→ Written exercise
Reproduce the listing below verbatim.

═══ Supplied material ═══

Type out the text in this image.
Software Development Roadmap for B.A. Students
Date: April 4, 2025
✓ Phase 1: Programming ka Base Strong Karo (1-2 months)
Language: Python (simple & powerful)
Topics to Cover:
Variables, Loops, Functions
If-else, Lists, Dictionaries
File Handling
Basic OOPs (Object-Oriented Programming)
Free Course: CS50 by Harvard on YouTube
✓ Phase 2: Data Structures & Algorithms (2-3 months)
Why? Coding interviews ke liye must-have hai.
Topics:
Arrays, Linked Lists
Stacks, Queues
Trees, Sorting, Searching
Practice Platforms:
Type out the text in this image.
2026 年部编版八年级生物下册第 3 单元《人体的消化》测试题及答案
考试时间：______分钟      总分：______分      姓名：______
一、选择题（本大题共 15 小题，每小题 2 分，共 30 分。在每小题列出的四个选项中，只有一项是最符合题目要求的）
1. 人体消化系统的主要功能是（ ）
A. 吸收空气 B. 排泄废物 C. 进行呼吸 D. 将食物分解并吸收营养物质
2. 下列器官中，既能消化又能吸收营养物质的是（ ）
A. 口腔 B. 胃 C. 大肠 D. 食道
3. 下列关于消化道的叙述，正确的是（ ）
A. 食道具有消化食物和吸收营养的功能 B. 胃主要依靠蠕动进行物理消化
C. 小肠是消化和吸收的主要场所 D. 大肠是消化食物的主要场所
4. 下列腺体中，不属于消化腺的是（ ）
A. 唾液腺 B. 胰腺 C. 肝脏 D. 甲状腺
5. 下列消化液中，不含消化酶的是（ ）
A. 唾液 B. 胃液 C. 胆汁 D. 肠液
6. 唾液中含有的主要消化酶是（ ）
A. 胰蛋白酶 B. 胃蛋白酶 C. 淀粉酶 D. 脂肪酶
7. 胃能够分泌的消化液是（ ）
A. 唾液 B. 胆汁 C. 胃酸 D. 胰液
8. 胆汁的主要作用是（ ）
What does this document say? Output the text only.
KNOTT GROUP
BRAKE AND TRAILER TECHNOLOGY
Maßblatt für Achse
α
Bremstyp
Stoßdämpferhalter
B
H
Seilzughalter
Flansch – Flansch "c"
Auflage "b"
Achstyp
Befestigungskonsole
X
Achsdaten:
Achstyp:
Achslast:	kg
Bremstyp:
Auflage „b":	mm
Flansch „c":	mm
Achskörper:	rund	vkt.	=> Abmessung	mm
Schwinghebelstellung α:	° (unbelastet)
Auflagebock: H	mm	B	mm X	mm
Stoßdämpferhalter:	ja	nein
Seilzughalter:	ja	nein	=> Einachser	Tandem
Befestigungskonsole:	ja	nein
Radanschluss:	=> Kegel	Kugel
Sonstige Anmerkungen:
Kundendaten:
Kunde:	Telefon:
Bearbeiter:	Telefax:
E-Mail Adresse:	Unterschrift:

═══

→ Written answer
Type out the text in this image.
Software Development Roadmap for B.A. Students
Date: April 4, 2025
✓ Phase 1: Programming ka Base Strong Karo (1-2 months)
Language: Python (simple & powerful)
Topics to Cover:
Variables, Loops, Functions
If-else, Lists, Dictionaries
File Handling
Basic OOPs (Object-Oriented Programming)
Free Course: CS50 by Harvard on YouTube
✓ Phase 2: Data Structures & Algorithms (2-3 months)
Why? Coding interviews ke liye must-have hai.
Topics:
Arrays, Linked Lists
Stacks, Queues
Trees, Sorting, Searching
Practice Platforms:
Type out the text in this image.
2026 年部编版八年级生物下册第 3 单元《人体的消化》测试题及答案
考试时间：______分钟      总分：______分      姓名：______
一、选择题（本大题共 15 小题，每小题 2 分，共 30 分。在每小题列出的四个选项中，只有一项是最符合题目要求的）
1. 人体消化系统的主要功能是（ ）
A. 吸收空气 B. 排泄废物 C. 进行呼吸 D. 将食物分解并吸收营养物质
2. 下列器官中，既能消化又能吸收营养物质的是（ ）
A. 口腔 B. 胃 C. 大肠 D. 食道
3. 下列关于消化道的叙述，正确的是（ ）
A. 食道具有消化食物和吸收营养的功能 B. 胃主要依靠蠕动进行物理消化
C. 小肠是消化和吸收的主要场所 D. 大肠是消化食物的主要场所
4. 下列腺体中，不属于消化腺的是（ ）
A. 唾液腺 B. 胰腺 C. 肝脏 D. 甲状腺
5. 下列消化液中，不含消化酶的是（ ）
A. 唾液 B. 胃液 C. 胆汁 D. 肠液
6. 唾液中含有的主要消化酶是（ ）
A. 胰蛋白酶 B. 胃蛋白酶 C. 淀粉酶 D. 脂肪酶
7. 胃能够分泌的消化液是（ ）
A. 唾液 B. 胆汁 C. 胃酸 D. 胰液
8. 胆汁的主要作用是（ ）
What does this document say? Output the text only.
KNOTT GROUP
BRAKE AND TRAILER TECHNOLOGY
Maßblatt für Achse
α
Bremstyp
Stoßdämpferhalter
B
H
Seilzughalter
Flansch – Flansch "c"
Auflage "b"
Achstyp
Befestigungskonsole
X
Achsdaten:
Achstyp:
Achslast:	kg
Bremstyp:
Auflage „b":	mm
Flansch „c":	mm
Achskörper:	rund	vkt.	=> Abmessung	mm
Schwinghebelstellung α:	° (unbelastet)
Auflagebock: H	mm	B	mm X	mm
Stoßdämpferhalter:	ja	nein
Seilzughalter:	ja	nein	=> Einachser	Tandem
Befestigungskonsole:	ja	nein
Radanschluss:	=> Kegel	Kugel
Sonstige Anmerkungen:
Kundendaten:
Kunde:	Telefon:
Bearbeiter:	Telefax:
E-Mail Adresse:	Unterschrift:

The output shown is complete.